[Problem details]: Repeat, line for line, the entries printed below.

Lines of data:
————
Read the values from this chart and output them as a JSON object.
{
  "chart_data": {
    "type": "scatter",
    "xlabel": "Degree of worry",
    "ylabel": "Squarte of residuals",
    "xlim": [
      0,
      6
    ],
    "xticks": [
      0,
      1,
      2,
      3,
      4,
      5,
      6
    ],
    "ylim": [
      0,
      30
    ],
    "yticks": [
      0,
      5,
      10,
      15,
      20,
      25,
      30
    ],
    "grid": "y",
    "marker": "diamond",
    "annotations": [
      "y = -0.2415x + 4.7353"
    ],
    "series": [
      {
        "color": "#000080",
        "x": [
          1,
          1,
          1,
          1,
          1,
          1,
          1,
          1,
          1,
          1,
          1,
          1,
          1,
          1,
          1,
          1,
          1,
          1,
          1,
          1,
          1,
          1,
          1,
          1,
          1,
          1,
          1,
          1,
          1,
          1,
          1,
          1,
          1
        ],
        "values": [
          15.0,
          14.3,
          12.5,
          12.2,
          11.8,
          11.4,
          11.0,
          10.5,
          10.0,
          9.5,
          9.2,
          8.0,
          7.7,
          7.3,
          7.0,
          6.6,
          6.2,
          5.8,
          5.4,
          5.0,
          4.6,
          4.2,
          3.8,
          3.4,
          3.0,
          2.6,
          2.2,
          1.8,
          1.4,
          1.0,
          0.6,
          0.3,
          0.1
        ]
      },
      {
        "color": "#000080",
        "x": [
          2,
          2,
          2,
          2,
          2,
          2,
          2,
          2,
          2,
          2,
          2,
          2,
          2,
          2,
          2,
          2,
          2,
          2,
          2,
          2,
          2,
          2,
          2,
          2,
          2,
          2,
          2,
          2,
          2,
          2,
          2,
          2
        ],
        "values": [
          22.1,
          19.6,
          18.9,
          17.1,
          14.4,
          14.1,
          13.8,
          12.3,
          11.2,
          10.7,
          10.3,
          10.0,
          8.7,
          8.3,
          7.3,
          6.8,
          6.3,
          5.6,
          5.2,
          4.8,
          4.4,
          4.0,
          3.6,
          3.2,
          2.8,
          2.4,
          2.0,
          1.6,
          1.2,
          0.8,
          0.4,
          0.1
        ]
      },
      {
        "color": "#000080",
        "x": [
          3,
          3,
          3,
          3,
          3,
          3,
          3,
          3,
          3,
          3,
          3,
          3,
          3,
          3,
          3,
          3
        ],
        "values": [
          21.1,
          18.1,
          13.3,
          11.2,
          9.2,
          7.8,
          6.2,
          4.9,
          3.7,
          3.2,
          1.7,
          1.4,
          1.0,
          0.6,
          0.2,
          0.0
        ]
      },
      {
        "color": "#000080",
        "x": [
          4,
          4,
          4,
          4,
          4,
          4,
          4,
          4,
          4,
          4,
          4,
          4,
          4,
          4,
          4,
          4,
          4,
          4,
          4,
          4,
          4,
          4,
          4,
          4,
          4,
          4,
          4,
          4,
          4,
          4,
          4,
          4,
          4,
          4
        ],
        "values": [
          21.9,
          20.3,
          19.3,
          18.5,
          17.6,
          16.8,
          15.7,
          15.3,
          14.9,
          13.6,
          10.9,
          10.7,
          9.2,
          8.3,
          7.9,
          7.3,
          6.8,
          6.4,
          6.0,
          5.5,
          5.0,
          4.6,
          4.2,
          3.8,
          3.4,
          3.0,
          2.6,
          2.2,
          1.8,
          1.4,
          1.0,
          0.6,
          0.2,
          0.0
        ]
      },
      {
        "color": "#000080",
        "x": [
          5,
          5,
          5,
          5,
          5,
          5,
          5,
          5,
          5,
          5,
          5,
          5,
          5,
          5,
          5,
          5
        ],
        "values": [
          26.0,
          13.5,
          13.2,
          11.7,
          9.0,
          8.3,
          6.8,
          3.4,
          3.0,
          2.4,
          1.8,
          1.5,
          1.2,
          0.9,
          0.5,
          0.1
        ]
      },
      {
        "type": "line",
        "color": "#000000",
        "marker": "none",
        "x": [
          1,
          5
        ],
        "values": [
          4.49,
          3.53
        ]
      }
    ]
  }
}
————
[Task solution]:
Read the values from this chart and output them as a JSON object.
{
  "chart_data": {
    "type": "scatter",
    "xlabel": "Degree of worry",
    "ylabel": "Squarte of residuals",
    "xlim": [
      0,
      6
    ],
    "xticks": [
      0,
      1,
      2,
      3,
      4,
      5,
      6
    ],
    "ylim": [
      0,
      30
    ],
    "yticks": [
      0,
      5,
      10,
      15,
      20,
      25,
      30
    ],
    "grid": "y",
    "marker": "diamond",
    "annotations": [
      "y = -0.2415x + 4.7353"
    ],
    "series": [
      {
        "color": "#000080",
        "x": [
          1,
          1,
          1,
          1,
          1,
          1,
          1,
          1,
          1,
          1,
          1,
          1,
          1,
          1,
          1,
          1,
          1,
          1,
          1,
          1,
          1,
          1,
          1,
          1,
          1,
          1,
          1,
          1,
          1,
          1,
          1,
          1,
          1
        ],
        "values": [
          15.0,
          14.3,
          12.5,
          12.2,
          11.8,
          11.4,
          11.0,
          10.5,
          10.0,
          9.5,
          9.2,
          8.0,
          7.7,
          7.3,
          7.0,
          6.6,
          6.2,
          5.8,
          5.4,
          5.0,
          4.6,
          4.2,
          3.8,
          3.4,
          3.0,
          2.6,
          2.2,
          1.8,
          1.4,
          1.0,
          0.6,
          0.3,
          0.1
        ]
      },
      {
        "color": "#000080",
        "x": [
          2,
          2,
          2,
          2,
          2,
          2,
          2,
          2,
          2,
          2,
          2,
          2,
          2,
          2,
          2,
          2,
          2,
          2,
          2,
          2,
          2,
          2,
          2,
          2,
          2,
          2,
          2,
          2,
          2,
          2,
          2,
          2
        ],
        "values": [
          22.1,
          19.6,
          18.9,
          17.1,
          14.4,
          14.1,
          13.8,
          12.3,
          11.2,
          10.7,
          10.3,
          10.0,
          8.7,
          8.3,
          7.3,
          6.8,
          6.3,
          5.6,
          5.2,
          4.8,
          4.4,
          4.0,
          3.6,
          3.2,
          2.8,
          2.4,
          2.0,
          1.6,
          1.2,
          0.8,
          0.4,
          0.1
        ]
      },
      {
        "color": "#000080",
        "x": [
          3,
          3,
          3,
          3,
          3,
          3,
          3,
          3,
          3,
          3,
          3,
          3,
          3,
          3,
          3,
          3
        ],
        "values": [
          21.1,
          18.1,
          13.3,
          11.2,
          9.2,
          7.8,
          6.2,
          4.9,
          3.7,
          3.2,
          1.7,
          1.4,
          1.0,
          0.6,
          0.2,
          0.0
        ]
      },
      {
        "color": "#000080",
        "x": [
          4,
          4,
          4,
          4,
          4,
          4,
          4,
          4,
          4,
          4,
          4,
          4,
          4,
          4,
          4,
          4,
          4,
          4,
          4,
          4,
          4,
          4,
          4,
          4,
          4,
          4,
          4,
          4,
          4,
          4,
          4,
          4,
          4,
          4
        ],
        "values": [
          21.9,
          20.3,
          19.3,
          18.5,
          17.6,
          16.8,
          15.7,
          15.3,
          14.9,
          13.6,
          10.9,
          10.7,
          9.2,
          8.3,
          7.9,
          7.3,
          6.8,
          6.4,
          6.0,
          5.5,
          5.0,
          4.6,
          4.2,
          3.8,
          3.4,
          3.0,
          2.6,
          2.2,
          1.8,
          1.4,
          1.0,
          0.6,
          0.2,
          0.0
        ]
      },
      {
        "color": "#000080",
        "x": [
          5,
          5,
          5,
          5,
          5,
          5,
          5,
          5,
          5,
          5,
          5,
          5,
          5,
          5,
          5,
          5
        ],
        "values": [
          26.0,
          13.5,
          13.2,
          11.7,
          9.0,
          8.3,
          6.8,
          3.4,
          3.0,
          2.4,
          1.8,
          1.5,
          1.2,
          0.9,
          0.5,
          0.1
        ]
      },
      {
        "type": "line",
        "color": "#000000",
        "marker": "none",
        "x": [
          1,
          5
        ],
        "values": [
          4.49,
          3.53
        ]
      }
    ]
  }
}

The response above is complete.